• TASK STATEMENT: The records below must be output exactly, without pictures.

• EXTRACTED RECORDS:
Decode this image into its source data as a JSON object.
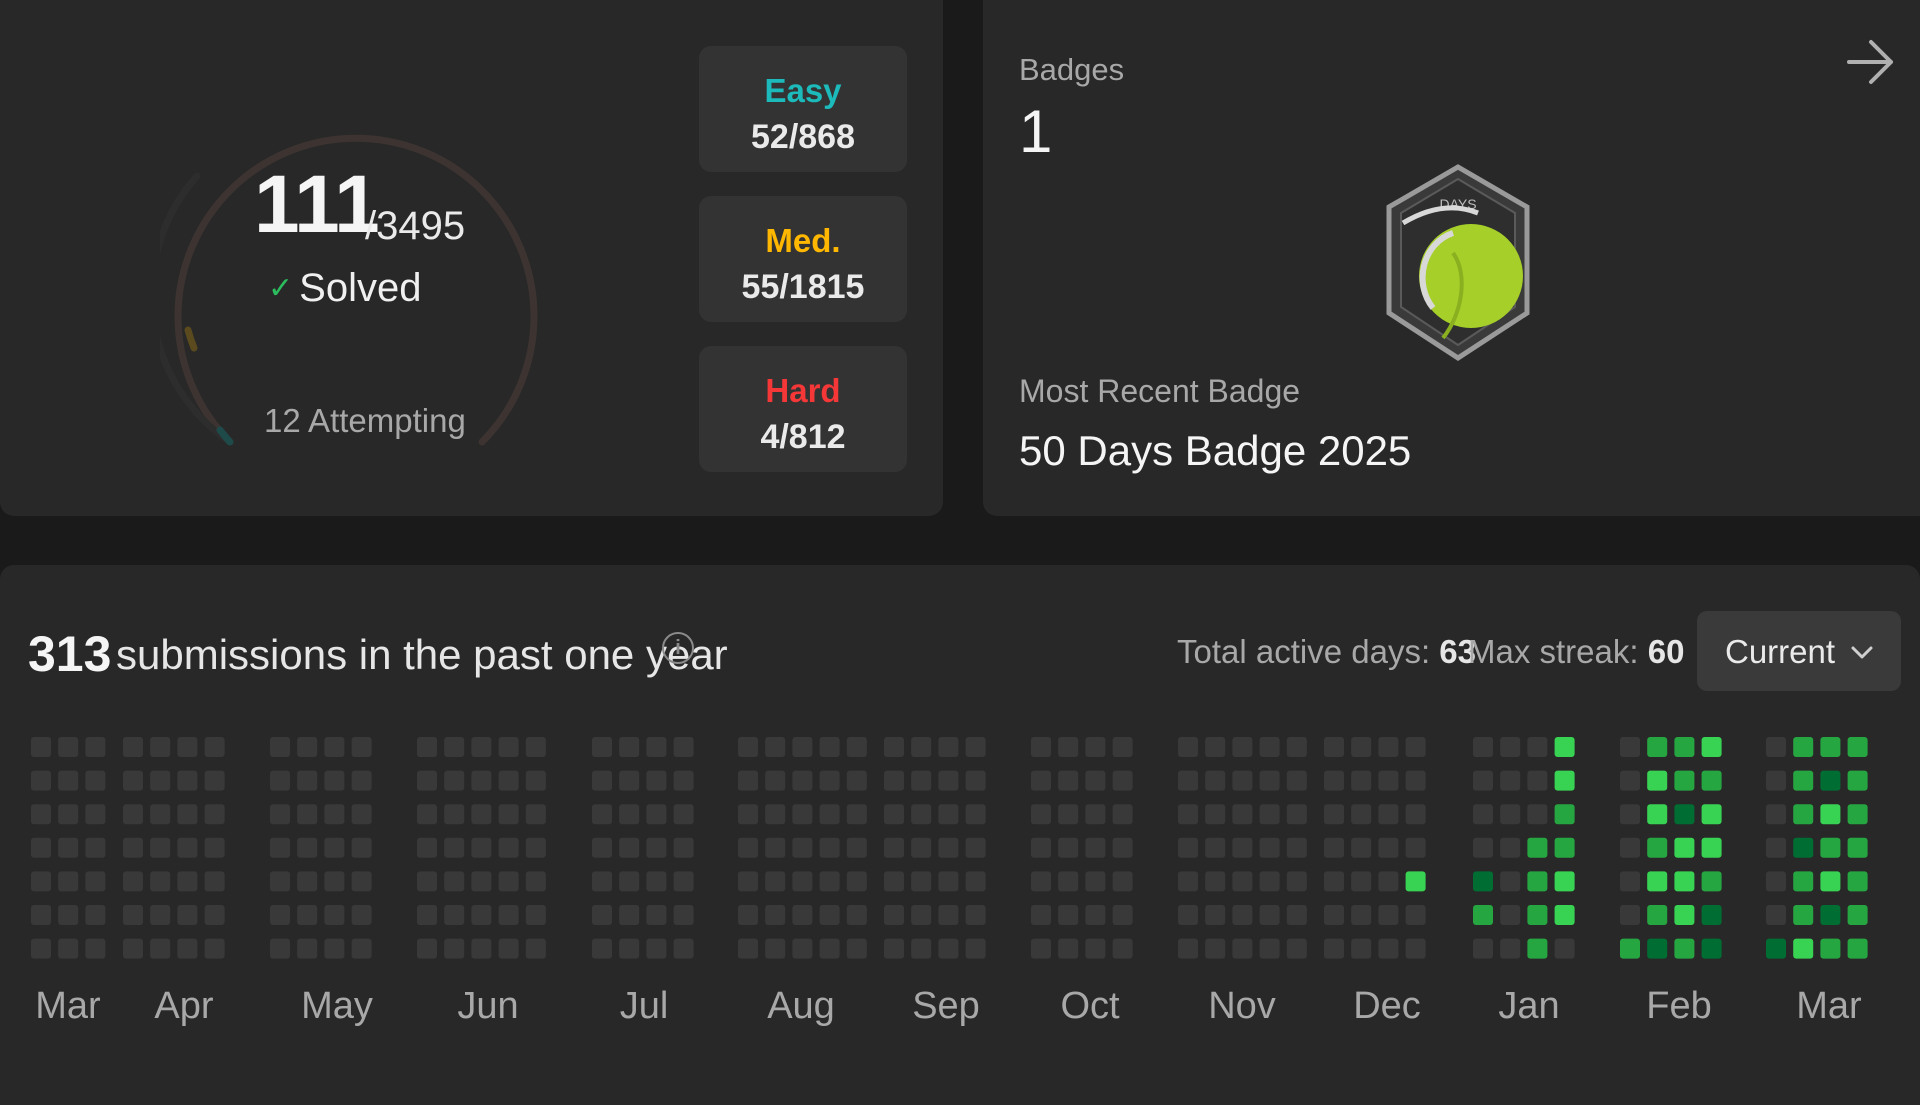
{
  "progress": {
    "solved": "111",
    "total": "/3495",
    "solved_label": "Solved",
    "attempting": "12 Attempting",
    "difficulty": [
      {
        "label": "Easy",
        "count": "52/868",
        "color": "#1cbaba"
      },
      {
        "label": "Med.",
        "count": "55/1815",
        "color": "#ffb700"
      },
      {
        "label": "Hard",
        "count": "4/812",
        "color": "#f63737"
      }
    ]
  },
  "badges": {
    "title": "Badges",
    "count": "1",
    "recent_label": "Most Recent Badge",
    "recent_name": "50 Days Badge 2025",
    "badge_text": "DAYS"
  },
  "submissions": {
    "count": "313",
    "text": "submissions in the past one year",
    "active_days_label": "Total active days:",
    "active_days": "63",
    "max_streak_label": "Max streak:",
    "max_streak": "60",
    "selector": "Current",
    "months": [
      "Mar",
      "Apr",
      "May",
      "Jun",
      "Jul",
      "Aug",
      "Sep",
      "Oct",
      "Nov",
      "Dec",
      "Jan",
      "Feb",
      "Mar"
    ],
    "colors": {
      "empty": "#393939",
      "level1": "#0e4429",
      "level2": "#006d32",
      "level3": "#26a641",
      "level4": "#39d353"
    }
  }
}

• COMPLETE RESPONSE:
Decode this image into its source data as a JSON object.
{
  "progress": {
    "solved": "111",
    "total": "/3495",
    "solved_label": "Solved",
    "attempting": "12 Attempting",
    "difficulty": [
      {
        "label": "Easy",
        "count": "52/868",
        "color": "#1cbaba"
      },
      {
        "label": "Med.",
        "count": "55/1815",
        "color": "#ffb700"
      },
      {
        "label": "Hard",
        "count": "4/812",
        "color": "#f63737"
      }
    ]
  },
  "badges": {
    "title": "Badges",
    "count": "1",
    "recent_label": "Most Recent Badge",
    "recent_name": "50 Days Badge 2025",
    "badge_text": "DAYS"
  },
  "submissions": {
    "count": "313",
    "text": "submissions in the past one year",
    "active_days_label": "Total active days:",
    "active_days": "63",
    "max_streak_label": "Max streak:",
    "max_streak": "60",
    "selector": "Current",
    "months": [
      "Mar",
      "Apr",
      "May",
      "Jun",
      "Jul",
      "Aug",
      "Sep",
      "Oct",
      "Nov",
      "Dec",
      "Jan",
      "Feb",
      "Mar"
    ],
    "colors": {
      "empty": "#393939",
      "level1": "#0e4429",
      "level2": "#006d32",
      "level3": "#26a641",
      "level4": "#39d353"
    }
  }
}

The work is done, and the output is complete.